Stored data
____

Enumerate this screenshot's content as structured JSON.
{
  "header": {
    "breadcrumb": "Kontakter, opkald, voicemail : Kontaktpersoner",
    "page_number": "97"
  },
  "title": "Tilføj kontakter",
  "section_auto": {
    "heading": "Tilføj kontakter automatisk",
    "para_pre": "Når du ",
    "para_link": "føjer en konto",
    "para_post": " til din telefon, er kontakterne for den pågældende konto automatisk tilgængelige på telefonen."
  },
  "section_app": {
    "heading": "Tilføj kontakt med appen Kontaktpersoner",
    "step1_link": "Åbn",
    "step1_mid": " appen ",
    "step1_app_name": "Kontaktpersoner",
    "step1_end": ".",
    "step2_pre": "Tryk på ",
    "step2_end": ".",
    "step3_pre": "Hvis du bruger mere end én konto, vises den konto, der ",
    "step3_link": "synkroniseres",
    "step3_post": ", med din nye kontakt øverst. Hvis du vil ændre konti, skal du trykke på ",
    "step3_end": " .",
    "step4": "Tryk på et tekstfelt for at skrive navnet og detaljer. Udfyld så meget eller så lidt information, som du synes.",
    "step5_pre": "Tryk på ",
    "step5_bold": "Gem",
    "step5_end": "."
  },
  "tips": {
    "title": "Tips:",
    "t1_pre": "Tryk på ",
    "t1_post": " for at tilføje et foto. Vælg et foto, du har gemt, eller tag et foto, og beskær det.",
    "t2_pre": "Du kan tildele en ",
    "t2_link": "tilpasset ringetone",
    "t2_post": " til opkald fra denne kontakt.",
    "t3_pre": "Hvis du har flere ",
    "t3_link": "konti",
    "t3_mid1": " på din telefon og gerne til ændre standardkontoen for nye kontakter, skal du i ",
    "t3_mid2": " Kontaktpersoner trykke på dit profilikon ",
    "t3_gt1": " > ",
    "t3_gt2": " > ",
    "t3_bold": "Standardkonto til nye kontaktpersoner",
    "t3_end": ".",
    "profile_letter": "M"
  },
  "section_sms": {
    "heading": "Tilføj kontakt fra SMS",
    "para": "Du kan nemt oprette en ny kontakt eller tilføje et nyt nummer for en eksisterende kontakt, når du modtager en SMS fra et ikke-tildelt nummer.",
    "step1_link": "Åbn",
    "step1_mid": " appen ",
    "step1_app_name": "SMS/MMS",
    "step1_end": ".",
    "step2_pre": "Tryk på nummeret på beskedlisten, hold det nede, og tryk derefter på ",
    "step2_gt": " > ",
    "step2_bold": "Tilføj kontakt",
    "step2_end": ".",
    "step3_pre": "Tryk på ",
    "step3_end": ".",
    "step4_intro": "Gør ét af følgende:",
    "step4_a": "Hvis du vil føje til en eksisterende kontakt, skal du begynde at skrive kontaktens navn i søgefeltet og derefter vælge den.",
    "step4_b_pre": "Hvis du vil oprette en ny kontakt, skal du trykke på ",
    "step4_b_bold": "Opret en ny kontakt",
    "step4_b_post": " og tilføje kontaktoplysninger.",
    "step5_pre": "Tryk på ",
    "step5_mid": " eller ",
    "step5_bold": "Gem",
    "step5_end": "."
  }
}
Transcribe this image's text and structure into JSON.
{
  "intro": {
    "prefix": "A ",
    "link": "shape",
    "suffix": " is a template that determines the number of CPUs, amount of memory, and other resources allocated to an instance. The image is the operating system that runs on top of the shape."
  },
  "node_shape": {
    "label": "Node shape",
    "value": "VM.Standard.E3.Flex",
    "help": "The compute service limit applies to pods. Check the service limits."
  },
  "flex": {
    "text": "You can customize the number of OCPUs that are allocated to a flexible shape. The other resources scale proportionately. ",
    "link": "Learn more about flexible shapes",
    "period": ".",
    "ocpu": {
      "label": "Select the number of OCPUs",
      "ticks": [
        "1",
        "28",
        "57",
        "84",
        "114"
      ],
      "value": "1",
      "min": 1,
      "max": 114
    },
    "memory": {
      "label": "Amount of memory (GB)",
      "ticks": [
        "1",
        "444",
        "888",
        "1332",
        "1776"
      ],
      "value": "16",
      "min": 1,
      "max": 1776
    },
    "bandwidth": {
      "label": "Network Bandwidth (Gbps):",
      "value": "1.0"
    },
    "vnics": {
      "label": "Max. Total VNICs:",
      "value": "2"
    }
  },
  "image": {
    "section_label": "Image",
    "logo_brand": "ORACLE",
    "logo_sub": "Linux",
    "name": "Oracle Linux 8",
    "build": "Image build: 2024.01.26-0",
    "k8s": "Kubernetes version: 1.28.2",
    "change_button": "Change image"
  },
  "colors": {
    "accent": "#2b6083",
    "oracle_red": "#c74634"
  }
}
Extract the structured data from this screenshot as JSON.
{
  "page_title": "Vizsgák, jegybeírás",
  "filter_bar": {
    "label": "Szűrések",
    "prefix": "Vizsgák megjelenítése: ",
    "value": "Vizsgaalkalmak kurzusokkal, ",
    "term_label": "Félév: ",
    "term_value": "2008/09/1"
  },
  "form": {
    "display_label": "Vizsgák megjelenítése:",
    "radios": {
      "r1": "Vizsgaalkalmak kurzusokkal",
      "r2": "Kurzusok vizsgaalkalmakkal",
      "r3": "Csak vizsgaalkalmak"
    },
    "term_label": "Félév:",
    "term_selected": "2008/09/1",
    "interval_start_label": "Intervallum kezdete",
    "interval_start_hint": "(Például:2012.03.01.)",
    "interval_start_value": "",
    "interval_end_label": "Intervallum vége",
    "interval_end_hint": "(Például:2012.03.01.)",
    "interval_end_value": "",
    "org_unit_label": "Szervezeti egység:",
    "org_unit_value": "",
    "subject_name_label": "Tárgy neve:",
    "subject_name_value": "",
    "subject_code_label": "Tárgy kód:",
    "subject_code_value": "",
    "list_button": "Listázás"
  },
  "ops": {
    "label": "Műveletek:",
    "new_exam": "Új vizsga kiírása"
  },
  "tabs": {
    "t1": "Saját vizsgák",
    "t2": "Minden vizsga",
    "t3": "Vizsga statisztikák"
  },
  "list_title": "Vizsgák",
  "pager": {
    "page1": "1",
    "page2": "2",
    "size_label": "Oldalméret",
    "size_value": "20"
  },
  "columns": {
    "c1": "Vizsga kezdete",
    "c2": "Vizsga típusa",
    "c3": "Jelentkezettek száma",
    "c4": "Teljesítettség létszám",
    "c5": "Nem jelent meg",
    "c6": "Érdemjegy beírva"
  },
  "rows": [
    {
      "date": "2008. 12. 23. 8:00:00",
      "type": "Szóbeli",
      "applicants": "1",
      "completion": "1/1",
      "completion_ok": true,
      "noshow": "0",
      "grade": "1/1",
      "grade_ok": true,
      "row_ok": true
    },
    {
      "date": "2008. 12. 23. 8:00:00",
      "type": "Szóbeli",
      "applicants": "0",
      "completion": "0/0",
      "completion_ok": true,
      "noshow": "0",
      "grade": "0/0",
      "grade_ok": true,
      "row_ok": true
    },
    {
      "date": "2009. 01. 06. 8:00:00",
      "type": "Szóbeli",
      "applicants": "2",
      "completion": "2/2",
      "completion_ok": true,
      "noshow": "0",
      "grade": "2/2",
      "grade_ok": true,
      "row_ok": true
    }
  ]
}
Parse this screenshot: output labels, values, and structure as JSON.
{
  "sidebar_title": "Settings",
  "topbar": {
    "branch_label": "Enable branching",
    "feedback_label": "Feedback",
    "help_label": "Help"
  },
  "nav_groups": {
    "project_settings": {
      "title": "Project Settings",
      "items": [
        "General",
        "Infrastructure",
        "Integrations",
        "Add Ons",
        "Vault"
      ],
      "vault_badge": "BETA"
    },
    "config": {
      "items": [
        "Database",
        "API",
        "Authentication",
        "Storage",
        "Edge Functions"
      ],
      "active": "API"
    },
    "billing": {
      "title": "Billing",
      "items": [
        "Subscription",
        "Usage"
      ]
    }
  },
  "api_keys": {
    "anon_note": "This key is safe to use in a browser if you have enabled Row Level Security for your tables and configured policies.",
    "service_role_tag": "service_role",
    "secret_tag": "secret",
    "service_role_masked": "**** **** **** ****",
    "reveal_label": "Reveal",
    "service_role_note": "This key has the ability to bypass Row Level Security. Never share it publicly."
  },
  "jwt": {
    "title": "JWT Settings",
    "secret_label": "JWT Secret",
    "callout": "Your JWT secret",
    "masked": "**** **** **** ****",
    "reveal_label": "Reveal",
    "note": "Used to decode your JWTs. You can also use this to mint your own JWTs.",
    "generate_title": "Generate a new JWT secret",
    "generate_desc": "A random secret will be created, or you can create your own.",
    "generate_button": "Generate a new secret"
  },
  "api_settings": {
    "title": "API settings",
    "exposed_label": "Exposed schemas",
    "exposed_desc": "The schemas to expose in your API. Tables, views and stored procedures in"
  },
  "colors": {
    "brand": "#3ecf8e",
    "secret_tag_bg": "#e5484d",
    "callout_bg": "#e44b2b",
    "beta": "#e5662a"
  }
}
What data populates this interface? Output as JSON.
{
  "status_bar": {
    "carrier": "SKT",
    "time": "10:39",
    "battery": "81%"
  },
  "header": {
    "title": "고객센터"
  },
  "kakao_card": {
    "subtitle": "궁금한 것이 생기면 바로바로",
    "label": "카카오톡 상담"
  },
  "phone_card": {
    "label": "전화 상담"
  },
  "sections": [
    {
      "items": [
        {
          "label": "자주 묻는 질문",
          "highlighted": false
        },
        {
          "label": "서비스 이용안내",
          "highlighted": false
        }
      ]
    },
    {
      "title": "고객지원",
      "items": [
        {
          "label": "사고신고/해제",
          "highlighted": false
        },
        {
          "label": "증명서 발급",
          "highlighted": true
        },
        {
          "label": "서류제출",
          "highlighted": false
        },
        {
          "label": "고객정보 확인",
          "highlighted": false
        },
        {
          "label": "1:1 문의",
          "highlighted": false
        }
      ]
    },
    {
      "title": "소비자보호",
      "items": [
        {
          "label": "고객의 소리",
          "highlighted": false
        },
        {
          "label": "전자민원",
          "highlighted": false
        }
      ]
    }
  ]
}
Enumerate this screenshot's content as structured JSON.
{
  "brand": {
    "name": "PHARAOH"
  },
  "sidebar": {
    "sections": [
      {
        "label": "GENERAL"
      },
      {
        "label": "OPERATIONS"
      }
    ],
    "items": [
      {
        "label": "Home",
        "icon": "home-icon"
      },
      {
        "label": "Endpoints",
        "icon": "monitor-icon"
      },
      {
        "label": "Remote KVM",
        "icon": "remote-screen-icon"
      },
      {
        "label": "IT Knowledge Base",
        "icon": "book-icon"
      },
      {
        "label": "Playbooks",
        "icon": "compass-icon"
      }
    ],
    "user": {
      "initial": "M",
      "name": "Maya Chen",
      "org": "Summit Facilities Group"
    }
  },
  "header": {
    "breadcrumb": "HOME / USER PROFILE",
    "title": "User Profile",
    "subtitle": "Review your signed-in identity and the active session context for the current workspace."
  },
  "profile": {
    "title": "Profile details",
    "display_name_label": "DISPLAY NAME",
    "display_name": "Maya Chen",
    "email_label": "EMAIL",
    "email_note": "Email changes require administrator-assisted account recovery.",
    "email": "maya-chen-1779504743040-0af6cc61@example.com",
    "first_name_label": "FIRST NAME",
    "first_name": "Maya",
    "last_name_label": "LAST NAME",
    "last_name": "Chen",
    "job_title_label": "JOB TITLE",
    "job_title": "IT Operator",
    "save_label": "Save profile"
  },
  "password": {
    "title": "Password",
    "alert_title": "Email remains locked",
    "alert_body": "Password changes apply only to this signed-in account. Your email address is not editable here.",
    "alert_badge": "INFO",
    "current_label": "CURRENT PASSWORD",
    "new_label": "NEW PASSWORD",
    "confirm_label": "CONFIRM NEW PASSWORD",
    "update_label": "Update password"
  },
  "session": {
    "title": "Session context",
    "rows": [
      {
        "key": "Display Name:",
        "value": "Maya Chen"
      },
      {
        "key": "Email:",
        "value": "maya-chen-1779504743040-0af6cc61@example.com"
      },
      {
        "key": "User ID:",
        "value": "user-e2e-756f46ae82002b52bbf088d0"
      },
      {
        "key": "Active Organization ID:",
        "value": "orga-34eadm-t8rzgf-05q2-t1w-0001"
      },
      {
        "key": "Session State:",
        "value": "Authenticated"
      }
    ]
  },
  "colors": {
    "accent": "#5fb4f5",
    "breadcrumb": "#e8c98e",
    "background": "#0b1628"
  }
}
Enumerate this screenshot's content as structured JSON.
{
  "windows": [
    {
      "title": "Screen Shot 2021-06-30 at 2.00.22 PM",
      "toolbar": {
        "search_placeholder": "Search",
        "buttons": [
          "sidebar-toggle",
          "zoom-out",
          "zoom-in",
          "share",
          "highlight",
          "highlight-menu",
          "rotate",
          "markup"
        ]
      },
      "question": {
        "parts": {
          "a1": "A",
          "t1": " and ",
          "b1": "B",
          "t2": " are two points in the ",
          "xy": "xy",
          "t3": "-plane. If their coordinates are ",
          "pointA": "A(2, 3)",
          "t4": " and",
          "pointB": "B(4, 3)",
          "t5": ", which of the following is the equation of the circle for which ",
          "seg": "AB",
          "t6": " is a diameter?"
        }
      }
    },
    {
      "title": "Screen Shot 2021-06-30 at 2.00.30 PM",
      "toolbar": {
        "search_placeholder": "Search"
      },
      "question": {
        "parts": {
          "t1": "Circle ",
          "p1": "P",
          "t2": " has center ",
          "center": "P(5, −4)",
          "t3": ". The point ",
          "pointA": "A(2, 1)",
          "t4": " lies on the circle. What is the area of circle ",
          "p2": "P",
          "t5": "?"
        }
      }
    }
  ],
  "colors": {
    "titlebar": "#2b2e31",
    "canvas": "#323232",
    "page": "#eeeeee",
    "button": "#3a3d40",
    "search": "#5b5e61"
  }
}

____

* [Stated problem] Search the entries for the string "breadcrumb" and collect each line that has it.

* [In response]
    "breadcrumb": "Kontakter, opkald, voicemail : Kontaktpersoner",
    "breadcrumb": "HOME / USER PROFILE",
    "breadcrumb": "#e8c98e",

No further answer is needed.